Task prompt: Output all lines exactly, with nothing added or dropped.

(Data records)
--- --- ---

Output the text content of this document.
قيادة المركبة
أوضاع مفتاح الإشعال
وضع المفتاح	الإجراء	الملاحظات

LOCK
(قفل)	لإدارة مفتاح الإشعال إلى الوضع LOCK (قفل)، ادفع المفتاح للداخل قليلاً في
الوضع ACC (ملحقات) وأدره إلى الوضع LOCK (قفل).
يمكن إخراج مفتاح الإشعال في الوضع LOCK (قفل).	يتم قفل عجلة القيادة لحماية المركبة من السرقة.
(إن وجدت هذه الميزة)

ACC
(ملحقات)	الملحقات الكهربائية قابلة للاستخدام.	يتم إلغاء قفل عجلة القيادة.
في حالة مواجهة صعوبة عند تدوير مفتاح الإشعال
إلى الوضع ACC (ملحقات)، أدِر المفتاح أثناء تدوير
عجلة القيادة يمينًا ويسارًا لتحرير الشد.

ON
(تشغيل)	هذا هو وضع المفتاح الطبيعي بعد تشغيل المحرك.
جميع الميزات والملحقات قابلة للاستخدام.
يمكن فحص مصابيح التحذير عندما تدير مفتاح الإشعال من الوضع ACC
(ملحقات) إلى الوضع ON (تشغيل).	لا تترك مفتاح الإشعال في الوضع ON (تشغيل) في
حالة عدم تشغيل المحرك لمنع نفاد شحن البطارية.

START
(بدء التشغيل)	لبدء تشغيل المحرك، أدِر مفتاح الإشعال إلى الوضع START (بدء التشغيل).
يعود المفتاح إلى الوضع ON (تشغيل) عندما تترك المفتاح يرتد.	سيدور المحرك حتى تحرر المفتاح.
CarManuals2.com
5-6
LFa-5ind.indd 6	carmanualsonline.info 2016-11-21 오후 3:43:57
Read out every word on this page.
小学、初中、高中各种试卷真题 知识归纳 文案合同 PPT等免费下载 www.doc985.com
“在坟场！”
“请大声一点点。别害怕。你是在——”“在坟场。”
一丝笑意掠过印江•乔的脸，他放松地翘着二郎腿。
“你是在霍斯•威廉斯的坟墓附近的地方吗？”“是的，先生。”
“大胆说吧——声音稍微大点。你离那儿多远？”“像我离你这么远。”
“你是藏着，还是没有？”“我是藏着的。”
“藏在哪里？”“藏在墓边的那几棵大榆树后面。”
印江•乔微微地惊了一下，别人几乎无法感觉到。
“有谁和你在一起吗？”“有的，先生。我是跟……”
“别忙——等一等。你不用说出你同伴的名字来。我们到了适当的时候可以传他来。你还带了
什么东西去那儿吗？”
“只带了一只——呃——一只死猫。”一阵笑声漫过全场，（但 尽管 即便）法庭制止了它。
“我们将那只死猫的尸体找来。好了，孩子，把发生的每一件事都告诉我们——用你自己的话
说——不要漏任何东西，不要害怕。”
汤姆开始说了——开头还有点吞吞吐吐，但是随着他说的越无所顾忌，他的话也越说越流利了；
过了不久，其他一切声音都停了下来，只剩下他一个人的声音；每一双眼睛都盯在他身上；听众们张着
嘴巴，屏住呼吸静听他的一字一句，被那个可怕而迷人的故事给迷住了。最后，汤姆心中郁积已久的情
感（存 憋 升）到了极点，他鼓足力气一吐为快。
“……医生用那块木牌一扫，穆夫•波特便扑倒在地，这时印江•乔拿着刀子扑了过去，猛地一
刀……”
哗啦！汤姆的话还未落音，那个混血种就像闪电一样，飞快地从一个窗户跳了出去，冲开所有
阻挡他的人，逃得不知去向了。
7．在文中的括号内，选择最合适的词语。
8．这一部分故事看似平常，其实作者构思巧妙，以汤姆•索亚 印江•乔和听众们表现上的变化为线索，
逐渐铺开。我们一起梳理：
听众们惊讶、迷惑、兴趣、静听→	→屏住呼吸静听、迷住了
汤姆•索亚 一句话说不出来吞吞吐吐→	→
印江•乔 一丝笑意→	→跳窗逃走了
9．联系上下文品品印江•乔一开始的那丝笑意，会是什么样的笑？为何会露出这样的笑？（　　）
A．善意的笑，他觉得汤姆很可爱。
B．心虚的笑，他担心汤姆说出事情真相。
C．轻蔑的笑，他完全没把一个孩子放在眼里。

--- --- ---

The solution:
Output the text content of this document.
قيادة المركبة
أوضاع مفتاح الإشعال
وضع المفتاح	الإجراء	الملاحظات

LOCK
(قفل)	لإدارة مفتاح الإشعال إلى الوضع LOCK (قفل)، ادفع المفتاح للداخل قليلاً في
الوضع ACC (ملحقات) وأدره إلى الوضع LOCK (قفل).
يمكن إخراج مفتاح الإشعال في الوضع LOCK (قفل).	يتم قفل عجلة القيادة لحماية المركبة من السرقة.
(إن وجدت هذه الميزة)

ACC
(ملحقات)	الملحقات الكهربائية قابلة للاستخدام.	يتم إلغاء قفل عجلة القيادة.
في حالة مواجهة صعوبة عند تدوير مفتاح الإشعال
إلى الوضع ACC (ملحقات)، أدِر المفتاح أثناء تدوير
عجلة القيادة يمينًا ويسارًا لتحرير الشد.

ON
(تشغيل)	هذا هو وضع المفتاح الطبيعي بعد تشغيل المحرك.
جميع الميزات والملحقات قابلة للاستخدام.
يمكن فحص مصابيح التحذير عندما تدير مفتاح الإشعال من الوضع ACC
(ملحقات) إلى الوضع ON (تشغيل).	لا تترك مفتاح الإشعال في الوضع ON (تشغيل) في
حالة عدم تشغيل المحرك لمنع نفاد شحن البطارية.

START
(بدء التشغيل)	لبدء تشغيل المحرك، أدِر مفتاح الإشعال إلى الوضع START (بدء التشغيل).
يعود المفتاح إلى الوضع ON (تشغيل) عندما تترك المفتاح يرتد.	سيدور المحرك حتى تحرر المفتاح.
CarManuals2.com
5-6
LFa-5ind.indd 6	carmanualsonline.info 2016-11-21 오후 3:43:57
Read out every word on this page.
小学、初中、高中各种试卷真题 知识归纳 文案合同 PPT等免费下载 www.doc985.com
“在坟场！”
“请大声一点点。别害怕。你是在——”“在坟场。”
一丝笑意掠过印江•乔的脸，他放松地翘着二郎腿。
“你是在霍斯•威廉斯的坟墓附近的地方吗？”“是的，先生。”
“大胆说吧——声音稍微大点。你离那儿多远？”“像我离你这么远。”
“你是藏着，还是没有？”“我是藏着的。”
“藏在哪里？”“藏在墓边的那几棵大榆树后面。”
印江•乔微微地惊了一下，别人几乎无法感觉到。
“有谁和你在一起吗？”“有的，先生。我是跟……”
“别忙——等一等。你不用说出你同伴的名字来。我们到了适当的时候可以传他来。你还带了
什么东西去那儿吗？”
“只带了一只——呃——一只死猫。”一阵笑声漫过全场，（但 尽管 即便）法庭制止了它。
“我们将那只死猫的尸体找来。好了，孩子，把发生的每一件事都告诉我们——用你自己的话
说——不要漏任何东西，不要害怕。”
汤姆开始说了——开头还有点吞吞吐吐，但是随着他说的越无所顾忌，他的话也越说越流利了；
过了不久，其他一切声音都停了下来，只剩下他一个人的声音；每一双眼睛都盯在他身上；听众们张着
嘴巴，屏住呼吸静听他的一字一句，被那个可怕而迷人的故事给迷住了。最后，汤姆心中郁积已久的情
感（存 憋 升）到了极点，他鼓足力气一吐为快。
“……医生用那块木牌一扫，穆夫•波特便扑倒在地，这时印江•乔拿着刀子扑了过去，猛地一
刀……”
哗啦！汤姆的话还未落音，那个混血种就像闪电一样，飞快地从一个窗户跳了出去，冲开所有
阻挡他的人，逃得不知去向了。
7．在文中的括号内，选择最合适的词语。
8．这一部分故事看似平常，其实作者构思巧妙，以汤姆•索亚 印江•乔和听众们表现上的变化为线索，
逐渐铺开。我们一起梳理：
听众们惊讶、迷惑、兴趣、静听→	→屏住呼吸静听、迷住了
汤姆•索亚 一句话说不出来吞吞吐吐→	→
印江•乔 一丝笑意→	→跳窗逃走了
9．联系上下文品品印江•乔一开始的那丝笑意，会是什么样的笑？为何会露出这样的笑？（　　）
A．善意的笑，他觉得汤姆很可爱。
B．心虚的笑，他担心汤姆说出事情真相。
C．轻蔑的笑，他完全没把一个孩子放在眼里。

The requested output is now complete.